Repeat, exactly and completely, the material that follows. Omit the pictures.

[Source data]

--- Begin ---

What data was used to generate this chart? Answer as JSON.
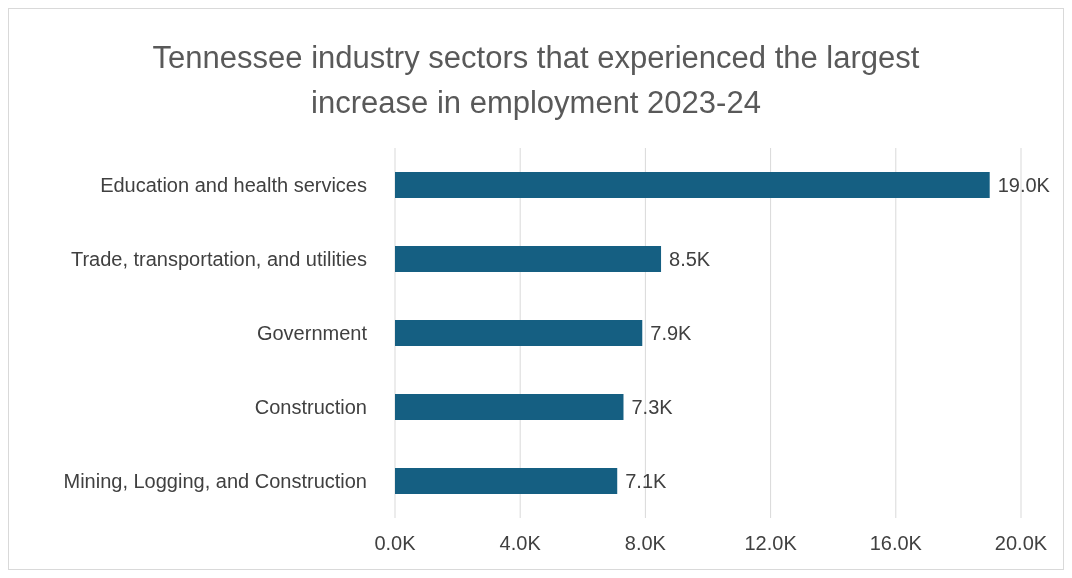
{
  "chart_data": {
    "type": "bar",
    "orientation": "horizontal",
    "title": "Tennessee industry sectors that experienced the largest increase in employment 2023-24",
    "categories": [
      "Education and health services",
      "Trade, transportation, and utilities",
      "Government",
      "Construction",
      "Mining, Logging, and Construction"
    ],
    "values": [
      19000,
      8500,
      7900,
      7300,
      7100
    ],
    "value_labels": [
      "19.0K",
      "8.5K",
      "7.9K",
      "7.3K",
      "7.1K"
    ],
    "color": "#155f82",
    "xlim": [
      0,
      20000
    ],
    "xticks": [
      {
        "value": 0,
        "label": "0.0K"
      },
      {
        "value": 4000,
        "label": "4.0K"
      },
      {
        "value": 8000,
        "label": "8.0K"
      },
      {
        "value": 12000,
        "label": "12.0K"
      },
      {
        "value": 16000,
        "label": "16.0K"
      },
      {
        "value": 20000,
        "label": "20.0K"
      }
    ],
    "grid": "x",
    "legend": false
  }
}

--- End ---

Answer to this task:
What data was used to generate this chart? Answer as JSON.
{
  "chart_data": {
    "type": "bar",
    "orientation": "horizontal",
    "title": "Tennessee industry sectors that experienced the largest increase in employment 2023-24",
    "categories": [
      "Education and health services",
      "Trade, transportation, and utilities",
      "Government",
      "Construction",
      "Mining, Logging, and Construction"
    ],
    "values": [
      19000,
      8500,
      7900,
      7300,
      7100
    ],
    "value_labels": [
      "19.0K",
      "8.5K",
      "7.9K",
      "7.3K",
      "7.1K"
    ],
    "color": "#155f82",
    "xlim": [
      0,
      20000
    ],
    "xticks": [
      {
        "value": 0,
        "label": "0.0K"
      },
      {
        "value": 4000,
        "label": "4.0K"
      },
      {
        "value": 8000,
        "label": "8.0K"
      },
      {
        "value": 12000,
        "label": "12.0K"
      },
      {
        "value": 16000,
        "label": "16.0K"
      },
      {
        "value": 20000,
        "label": "20.0K"
      }
    ],
    "grid": "x",
    "legend": false
  }
}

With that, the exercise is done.